### Exercise inputs
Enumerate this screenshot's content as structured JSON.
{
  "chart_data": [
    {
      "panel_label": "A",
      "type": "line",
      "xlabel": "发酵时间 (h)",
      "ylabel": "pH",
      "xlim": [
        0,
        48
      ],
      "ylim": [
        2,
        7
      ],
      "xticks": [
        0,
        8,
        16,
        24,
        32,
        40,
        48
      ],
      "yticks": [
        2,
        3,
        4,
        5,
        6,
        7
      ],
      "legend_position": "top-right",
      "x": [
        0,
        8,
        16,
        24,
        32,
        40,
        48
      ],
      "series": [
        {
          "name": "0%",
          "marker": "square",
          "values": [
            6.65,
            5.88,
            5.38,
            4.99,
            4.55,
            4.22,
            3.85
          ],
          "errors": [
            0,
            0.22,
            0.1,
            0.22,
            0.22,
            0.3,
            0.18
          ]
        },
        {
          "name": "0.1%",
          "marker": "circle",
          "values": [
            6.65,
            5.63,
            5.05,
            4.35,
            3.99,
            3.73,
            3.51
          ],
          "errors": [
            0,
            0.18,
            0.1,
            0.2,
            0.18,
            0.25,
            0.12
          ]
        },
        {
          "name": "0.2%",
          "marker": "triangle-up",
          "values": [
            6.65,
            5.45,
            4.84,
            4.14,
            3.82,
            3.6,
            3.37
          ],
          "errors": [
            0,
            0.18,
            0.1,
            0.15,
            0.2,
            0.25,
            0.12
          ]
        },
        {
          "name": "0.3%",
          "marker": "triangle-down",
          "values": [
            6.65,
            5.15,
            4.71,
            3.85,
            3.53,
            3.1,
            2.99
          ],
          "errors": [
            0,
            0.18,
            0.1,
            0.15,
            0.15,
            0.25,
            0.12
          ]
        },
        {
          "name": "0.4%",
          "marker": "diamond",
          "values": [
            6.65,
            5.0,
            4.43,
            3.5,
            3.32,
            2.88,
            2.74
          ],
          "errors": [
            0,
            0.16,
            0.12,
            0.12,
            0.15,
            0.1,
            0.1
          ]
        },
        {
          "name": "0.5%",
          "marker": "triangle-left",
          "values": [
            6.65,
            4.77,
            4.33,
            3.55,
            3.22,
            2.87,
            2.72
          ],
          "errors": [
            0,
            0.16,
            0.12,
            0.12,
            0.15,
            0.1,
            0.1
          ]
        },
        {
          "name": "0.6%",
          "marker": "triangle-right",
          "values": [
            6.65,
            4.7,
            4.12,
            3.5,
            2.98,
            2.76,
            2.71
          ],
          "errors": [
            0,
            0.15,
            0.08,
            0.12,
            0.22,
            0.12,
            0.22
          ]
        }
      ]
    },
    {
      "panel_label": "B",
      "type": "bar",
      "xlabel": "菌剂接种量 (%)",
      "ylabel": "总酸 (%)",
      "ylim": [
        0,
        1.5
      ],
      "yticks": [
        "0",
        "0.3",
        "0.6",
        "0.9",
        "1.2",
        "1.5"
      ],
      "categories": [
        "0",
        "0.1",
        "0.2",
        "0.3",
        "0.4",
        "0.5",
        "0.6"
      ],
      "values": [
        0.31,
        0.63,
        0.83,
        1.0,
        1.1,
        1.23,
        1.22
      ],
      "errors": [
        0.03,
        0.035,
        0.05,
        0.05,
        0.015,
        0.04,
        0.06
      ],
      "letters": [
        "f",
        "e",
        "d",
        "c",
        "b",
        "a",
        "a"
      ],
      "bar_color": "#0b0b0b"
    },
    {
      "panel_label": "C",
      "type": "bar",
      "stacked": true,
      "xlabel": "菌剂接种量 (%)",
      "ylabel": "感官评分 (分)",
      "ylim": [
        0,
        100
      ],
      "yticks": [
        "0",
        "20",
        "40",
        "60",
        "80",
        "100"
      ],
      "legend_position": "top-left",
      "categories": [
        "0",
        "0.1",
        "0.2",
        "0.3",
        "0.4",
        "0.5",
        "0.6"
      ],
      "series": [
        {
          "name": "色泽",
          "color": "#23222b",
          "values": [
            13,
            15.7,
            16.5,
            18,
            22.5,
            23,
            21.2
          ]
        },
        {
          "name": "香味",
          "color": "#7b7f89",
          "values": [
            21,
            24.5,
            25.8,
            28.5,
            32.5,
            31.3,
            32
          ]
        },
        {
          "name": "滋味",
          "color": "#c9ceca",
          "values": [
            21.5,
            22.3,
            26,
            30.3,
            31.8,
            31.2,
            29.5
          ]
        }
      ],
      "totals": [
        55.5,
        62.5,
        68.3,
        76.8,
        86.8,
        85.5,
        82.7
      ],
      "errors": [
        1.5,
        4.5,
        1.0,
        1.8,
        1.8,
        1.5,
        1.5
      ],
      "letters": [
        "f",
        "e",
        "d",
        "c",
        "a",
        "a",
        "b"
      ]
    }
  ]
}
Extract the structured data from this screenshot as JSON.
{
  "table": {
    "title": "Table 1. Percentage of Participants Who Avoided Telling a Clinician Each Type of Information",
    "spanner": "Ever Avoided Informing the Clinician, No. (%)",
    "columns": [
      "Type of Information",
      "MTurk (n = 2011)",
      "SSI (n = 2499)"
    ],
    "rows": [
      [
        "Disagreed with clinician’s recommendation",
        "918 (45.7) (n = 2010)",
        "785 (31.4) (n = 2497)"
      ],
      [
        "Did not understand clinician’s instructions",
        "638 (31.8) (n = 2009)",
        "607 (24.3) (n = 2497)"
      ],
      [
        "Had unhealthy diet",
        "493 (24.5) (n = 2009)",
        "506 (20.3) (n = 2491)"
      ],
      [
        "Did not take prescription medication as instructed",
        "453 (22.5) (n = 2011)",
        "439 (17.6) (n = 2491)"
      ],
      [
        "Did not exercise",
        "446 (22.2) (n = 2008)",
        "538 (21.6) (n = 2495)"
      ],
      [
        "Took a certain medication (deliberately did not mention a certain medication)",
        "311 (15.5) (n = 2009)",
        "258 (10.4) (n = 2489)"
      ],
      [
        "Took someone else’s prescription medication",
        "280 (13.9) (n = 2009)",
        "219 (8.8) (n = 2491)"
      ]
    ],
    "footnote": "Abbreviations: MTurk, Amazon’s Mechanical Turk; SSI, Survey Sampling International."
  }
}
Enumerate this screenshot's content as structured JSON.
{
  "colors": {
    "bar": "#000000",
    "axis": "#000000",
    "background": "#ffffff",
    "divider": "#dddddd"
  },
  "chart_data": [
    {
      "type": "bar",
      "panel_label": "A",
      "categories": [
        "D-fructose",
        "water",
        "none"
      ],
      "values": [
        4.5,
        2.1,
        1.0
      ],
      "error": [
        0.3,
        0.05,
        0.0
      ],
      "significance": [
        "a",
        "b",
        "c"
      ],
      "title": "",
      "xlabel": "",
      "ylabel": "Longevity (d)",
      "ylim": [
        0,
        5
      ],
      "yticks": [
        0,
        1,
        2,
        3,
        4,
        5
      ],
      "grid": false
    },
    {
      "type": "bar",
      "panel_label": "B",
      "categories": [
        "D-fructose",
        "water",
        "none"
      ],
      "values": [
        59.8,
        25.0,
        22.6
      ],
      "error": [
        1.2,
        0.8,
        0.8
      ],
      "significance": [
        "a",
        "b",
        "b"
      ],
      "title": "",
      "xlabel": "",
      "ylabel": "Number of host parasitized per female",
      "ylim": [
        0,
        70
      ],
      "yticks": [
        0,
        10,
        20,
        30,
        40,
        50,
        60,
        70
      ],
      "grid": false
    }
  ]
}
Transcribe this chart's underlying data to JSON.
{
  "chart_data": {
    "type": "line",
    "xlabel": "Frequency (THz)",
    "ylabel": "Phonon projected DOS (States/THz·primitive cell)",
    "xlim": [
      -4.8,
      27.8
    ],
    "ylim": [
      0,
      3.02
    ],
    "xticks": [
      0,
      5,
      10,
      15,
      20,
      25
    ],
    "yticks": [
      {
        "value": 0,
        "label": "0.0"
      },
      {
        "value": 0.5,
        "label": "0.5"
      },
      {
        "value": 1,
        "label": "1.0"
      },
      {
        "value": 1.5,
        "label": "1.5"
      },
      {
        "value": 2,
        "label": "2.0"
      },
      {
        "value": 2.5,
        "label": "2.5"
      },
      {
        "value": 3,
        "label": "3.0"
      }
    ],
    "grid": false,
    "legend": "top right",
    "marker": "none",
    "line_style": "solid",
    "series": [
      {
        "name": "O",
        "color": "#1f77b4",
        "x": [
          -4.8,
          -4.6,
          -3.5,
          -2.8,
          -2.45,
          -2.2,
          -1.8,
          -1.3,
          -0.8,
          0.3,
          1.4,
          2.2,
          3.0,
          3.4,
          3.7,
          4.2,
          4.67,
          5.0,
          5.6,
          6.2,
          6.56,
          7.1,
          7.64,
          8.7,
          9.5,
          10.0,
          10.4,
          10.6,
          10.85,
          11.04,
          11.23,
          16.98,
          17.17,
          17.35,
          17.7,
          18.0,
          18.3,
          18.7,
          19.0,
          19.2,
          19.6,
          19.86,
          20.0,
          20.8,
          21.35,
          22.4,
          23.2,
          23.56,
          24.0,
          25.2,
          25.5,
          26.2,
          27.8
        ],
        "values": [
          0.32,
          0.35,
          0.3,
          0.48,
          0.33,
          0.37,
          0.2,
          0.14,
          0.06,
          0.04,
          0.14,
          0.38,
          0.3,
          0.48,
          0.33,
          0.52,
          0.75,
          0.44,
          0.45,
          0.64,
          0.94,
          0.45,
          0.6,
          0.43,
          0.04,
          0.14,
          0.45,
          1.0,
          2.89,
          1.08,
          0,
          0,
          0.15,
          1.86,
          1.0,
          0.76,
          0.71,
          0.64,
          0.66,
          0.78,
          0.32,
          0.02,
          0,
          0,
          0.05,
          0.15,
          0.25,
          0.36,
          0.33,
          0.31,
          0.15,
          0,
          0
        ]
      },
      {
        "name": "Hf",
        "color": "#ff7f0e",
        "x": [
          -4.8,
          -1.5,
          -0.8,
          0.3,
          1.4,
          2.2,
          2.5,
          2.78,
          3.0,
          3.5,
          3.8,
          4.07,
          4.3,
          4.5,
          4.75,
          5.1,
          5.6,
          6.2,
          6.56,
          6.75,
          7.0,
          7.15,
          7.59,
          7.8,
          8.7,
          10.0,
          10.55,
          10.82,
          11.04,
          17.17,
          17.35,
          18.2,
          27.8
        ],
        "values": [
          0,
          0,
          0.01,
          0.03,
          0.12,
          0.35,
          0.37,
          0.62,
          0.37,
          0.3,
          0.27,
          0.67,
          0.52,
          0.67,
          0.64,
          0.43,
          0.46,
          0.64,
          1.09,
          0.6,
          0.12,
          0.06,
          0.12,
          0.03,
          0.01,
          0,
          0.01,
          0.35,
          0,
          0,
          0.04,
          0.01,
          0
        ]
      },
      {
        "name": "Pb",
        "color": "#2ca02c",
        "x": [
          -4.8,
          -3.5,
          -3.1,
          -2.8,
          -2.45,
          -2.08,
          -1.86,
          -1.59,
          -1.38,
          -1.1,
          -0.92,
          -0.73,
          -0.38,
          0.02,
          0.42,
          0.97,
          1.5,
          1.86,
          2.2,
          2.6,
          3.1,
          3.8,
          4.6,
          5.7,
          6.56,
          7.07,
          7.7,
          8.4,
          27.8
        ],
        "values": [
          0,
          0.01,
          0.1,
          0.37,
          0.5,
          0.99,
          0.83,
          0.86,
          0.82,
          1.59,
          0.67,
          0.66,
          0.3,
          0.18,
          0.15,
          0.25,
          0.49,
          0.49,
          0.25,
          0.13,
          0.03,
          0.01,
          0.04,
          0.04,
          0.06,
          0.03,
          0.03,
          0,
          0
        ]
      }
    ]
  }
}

### What to produce
Look through the data and gather every line with the string "triangle" in it.

### Finished exercise
          "marker": "triangle-up",
          "marker": "triangle-down",
          "marker": "triangle-left",
          "marker": "triangle-right",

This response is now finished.